:: Input material ::

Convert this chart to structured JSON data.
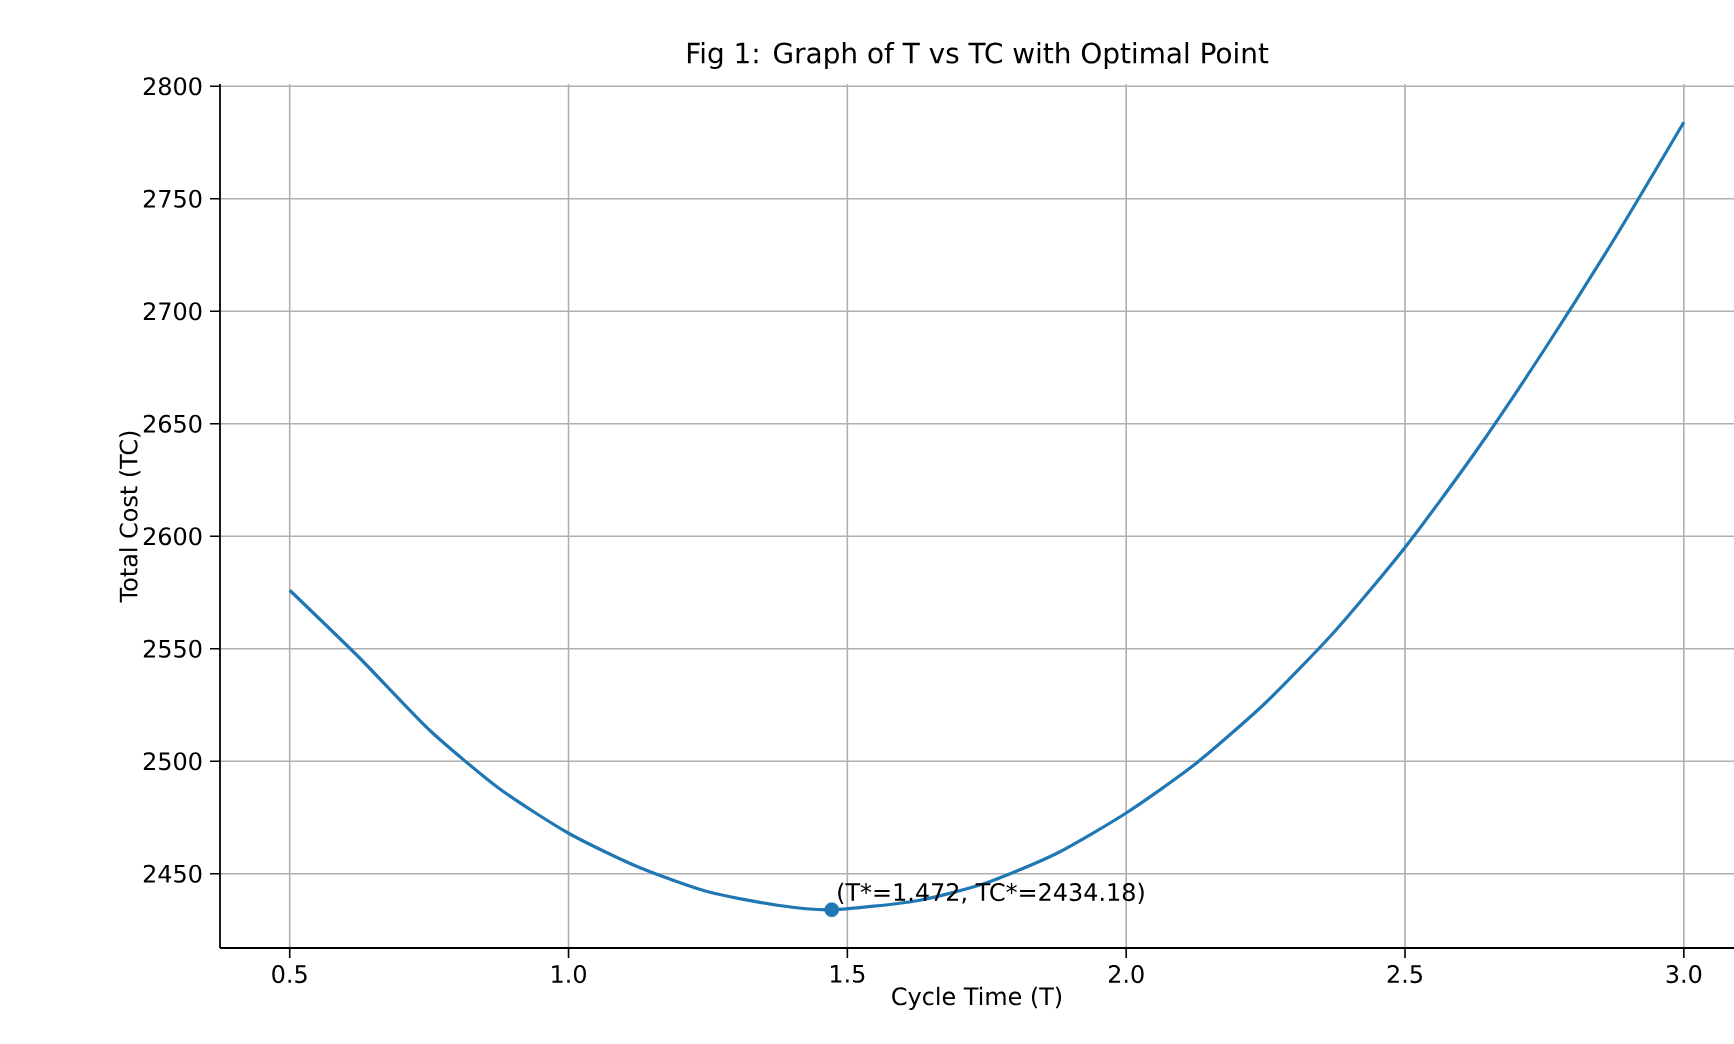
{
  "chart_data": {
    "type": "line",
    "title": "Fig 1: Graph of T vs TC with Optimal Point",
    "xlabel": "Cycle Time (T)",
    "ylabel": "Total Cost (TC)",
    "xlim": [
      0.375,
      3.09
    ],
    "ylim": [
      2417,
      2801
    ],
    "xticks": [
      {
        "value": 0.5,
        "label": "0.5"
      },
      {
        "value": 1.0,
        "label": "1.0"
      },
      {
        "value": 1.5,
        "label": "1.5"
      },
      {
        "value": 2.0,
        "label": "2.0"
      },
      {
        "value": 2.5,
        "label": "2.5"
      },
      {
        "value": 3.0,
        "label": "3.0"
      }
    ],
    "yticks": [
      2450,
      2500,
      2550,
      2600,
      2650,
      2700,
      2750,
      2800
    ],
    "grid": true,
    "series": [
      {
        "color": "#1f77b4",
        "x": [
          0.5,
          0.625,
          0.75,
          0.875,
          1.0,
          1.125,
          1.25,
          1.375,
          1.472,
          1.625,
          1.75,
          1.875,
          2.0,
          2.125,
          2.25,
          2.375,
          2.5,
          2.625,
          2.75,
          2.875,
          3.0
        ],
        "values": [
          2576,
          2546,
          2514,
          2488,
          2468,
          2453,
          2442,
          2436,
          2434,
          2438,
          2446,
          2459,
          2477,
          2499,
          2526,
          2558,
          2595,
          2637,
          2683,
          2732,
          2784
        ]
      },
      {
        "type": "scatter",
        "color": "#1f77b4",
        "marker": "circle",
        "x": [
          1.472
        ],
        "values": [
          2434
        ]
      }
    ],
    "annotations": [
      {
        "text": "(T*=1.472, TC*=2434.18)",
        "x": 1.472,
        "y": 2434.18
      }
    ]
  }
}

:::
:: Input material ::

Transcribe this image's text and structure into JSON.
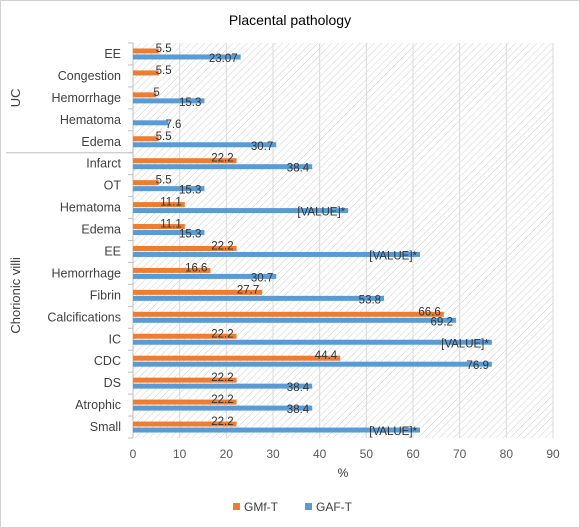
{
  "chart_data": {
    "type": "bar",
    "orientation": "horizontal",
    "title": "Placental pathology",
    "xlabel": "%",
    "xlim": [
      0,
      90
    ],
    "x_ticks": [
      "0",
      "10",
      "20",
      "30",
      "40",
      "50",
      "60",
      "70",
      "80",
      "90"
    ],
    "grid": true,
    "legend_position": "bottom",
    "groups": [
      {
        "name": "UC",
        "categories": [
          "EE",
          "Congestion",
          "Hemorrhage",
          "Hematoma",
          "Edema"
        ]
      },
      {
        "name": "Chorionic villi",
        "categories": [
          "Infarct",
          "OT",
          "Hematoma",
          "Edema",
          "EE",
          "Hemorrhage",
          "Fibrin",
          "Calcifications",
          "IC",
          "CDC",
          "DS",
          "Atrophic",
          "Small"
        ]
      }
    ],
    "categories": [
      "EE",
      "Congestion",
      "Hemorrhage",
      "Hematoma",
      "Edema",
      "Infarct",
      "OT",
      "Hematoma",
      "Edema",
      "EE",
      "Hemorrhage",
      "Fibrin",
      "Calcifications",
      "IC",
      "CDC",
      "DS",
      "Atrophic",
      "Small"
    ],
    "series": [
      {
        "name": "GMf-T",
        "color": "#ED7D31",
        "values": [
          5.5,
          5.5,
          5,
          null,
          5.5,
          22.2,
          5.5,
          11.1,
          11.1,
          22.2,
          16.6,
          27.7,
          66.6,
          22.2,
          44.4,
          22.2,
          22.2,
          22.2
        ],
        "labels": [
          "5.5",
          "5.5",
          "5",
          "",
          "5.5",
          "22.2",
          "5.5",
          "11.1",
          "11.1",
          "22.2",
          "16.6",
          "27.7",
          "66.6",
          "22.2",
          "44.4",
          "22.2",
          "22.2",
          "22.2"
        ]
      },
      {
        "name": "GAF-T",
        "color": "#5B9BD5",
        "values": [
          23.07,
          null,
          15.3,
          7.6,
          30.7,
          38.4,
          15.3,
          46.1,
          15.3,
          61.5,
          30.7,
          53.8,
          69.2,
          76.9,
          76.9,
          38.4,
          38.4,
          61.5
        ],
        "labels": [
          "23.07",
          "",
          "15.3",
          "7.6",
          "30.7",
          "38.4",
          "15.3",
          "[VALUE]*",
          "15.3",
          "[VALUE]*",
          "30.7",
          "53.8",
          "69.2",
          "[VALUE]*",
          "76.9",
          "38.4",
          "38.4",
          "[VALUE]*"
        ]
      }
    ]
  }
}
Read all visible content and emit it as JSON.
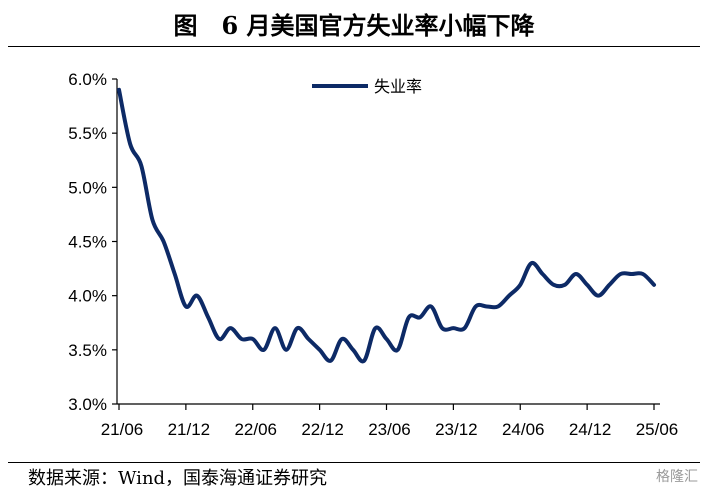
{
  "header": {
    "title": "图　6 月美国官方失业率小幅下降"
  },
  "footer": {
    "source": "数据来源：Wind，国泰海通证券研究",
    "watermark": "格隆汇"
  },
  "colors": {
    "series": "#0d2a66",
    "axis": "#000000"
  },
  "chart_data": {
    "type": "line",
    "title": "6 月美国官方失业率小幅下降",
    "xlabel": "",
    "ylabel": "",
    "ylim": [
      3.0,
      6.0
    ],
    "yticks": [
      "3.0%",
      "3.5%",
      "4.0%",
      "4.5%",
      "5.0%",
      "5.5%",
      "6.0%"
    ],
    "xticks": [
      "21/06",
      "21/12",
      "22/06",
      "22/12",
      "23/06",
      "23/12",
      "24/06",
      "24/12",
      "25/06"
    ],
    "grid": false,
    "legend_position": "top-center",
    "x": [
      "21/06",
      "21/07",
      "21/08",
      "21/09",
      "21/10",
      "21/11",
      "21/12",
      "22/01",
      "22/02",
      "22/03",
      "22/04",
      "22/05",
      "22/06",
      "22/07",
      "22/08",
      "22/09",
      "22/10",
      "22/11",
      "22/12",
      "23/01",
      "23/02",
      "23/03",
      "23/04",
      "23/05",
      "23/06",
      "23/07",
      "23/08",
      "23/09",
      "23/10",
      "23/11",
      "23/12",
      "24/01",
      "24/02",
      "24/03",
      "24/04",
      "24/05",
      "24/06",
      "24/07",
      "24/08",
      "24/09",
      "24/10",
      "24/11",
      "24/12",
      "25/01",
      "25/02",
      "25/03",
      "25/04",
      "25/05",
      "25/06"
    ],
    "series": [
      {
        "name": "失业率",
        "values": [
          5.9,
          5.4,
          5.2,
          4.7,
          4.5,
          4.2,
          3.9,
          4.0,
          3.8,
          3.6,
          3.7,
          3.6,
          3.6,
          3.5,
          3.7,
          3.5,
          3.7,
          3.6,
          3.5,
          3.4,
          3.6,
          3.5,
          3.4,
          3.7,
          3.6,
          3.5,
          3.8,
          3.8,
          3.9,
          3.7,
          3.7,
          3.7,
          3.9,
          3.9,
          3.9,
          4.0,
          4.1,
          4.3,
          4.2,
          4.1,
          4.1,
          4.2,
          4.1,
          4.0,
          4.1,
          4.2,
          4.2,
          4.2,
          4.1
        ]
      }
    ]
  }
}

:::

What you should do
From the entries above, select each line containing the string "title".

Solution
    "title": "Fig 1: Graph of T vs TC with Optimal Point",
    "title": "Placental pathology",
    "title": "图　6 月美国官方失业率小幅下降"
    "title": "6 月美国官方失业率小幅下降",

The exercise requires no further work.